> _Given records_
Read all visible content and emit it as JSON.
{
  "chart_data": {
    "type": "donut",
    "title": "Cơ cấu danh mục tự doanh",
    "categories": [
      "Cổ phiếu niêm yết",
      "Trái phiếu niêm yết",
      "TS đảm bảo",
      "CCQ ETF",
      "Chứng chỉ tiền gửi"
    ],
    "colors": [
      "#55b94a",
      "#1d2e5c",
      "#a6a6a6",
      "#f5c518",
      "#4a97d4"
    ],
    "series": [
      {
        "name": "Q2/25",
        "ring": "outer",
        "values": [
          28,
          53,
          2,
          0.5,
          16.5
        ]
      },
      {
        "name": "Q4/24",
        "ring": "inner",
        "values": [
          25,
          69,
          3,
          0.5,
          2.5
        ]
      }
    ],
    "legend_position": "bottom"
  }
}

--

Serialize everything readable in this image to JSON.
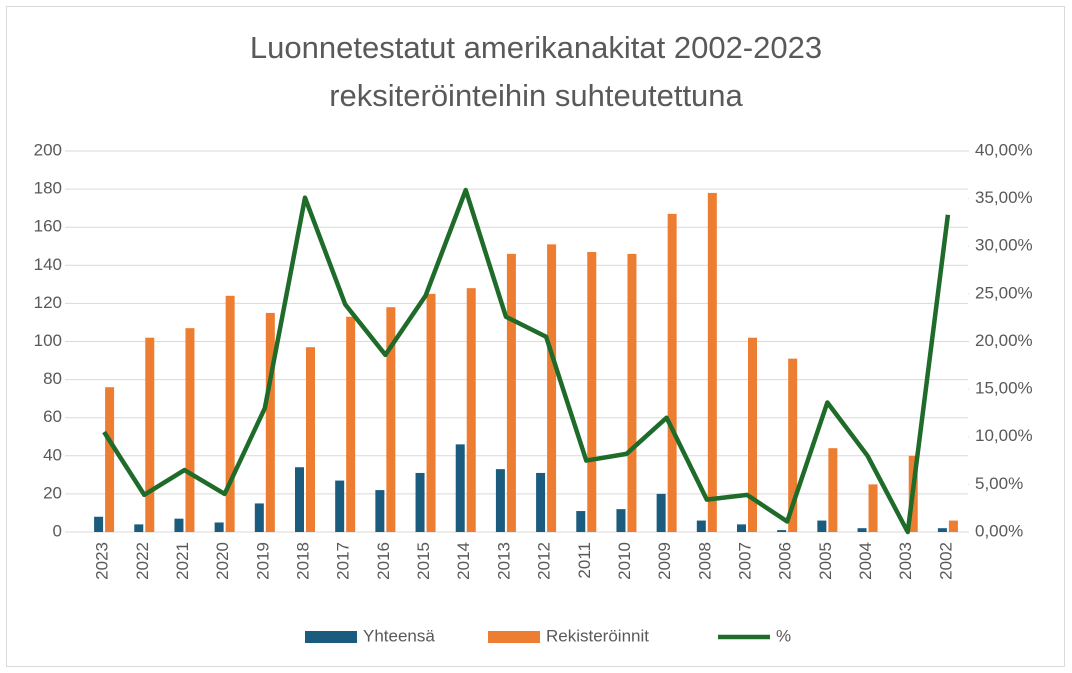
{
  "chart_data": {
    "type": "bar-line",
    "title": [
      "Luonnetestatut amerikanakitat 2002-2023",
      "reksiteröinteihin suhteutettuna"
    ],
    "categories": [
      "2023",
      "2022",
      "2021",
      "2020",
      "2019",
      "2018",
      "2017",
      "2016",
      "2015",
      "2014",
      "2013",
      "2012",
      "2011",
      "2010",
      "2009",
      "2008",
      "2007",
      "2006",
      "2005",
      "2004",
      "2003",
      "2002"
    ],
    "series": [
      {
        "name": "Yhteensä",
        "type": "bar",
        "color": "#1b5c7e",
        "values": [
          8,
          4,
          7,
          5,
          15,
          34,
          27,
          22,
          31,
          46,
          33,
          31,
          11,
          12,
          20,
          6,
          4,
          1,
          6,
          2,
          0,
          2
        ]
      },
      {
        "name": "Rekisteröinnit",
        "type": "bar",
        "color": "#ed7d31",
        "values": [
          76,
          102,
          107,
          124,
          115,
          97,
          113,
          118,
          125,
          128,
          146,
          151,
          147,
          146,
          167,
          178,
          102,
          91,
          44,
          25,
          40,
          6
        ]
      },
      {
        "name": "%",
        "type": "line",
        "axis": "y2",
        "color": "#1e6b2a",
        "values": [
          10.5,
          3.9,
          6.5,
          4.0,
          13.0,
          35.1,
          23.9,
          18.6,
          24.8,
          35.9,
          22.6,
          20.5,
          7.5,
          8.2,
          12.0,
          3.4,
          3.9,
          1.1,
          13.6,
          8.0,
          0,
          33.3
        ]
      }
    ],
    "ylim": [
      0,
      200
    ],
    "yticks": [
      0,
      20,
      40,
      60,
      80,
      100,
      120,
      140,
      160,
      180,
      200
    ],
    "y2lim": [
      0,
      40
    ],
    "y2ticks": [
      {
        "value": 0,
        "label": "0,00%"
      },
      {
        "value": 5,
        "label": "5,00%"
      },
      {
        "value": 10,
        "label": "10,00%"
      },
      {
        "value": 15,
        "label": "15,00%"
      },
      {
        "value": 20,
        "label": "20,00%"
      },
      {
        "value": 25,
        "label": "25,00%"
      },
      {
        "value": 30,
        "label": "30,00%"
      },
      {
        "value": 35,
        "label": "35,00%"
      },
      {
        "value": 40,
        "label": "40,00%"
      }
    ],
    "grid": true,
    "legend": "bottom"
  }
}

* * *

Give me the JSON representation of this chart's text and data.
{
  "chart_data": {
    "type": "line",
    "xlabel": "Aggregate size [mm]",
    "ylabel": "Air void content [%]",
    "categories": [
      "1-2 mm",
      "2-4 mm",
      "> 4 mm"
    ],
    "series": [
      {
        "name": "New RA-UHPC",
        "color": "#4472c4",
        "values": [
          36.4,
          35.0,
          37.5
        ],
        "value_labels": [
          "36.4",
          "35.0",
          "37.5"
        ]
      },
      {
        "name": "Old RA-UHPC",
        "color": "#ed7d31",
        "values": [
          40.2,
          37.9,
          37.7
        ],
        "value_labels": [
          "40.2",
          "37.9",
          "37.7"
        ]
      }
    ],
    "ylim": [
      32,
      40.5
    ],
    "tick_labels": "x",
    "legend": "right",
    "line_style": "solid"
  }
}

> _Work to do_
Using the listing above, list every line in which the string "bottom" occurs.

> _The completed task_
    "legend_position": "bottom"
    "legend": "bottom"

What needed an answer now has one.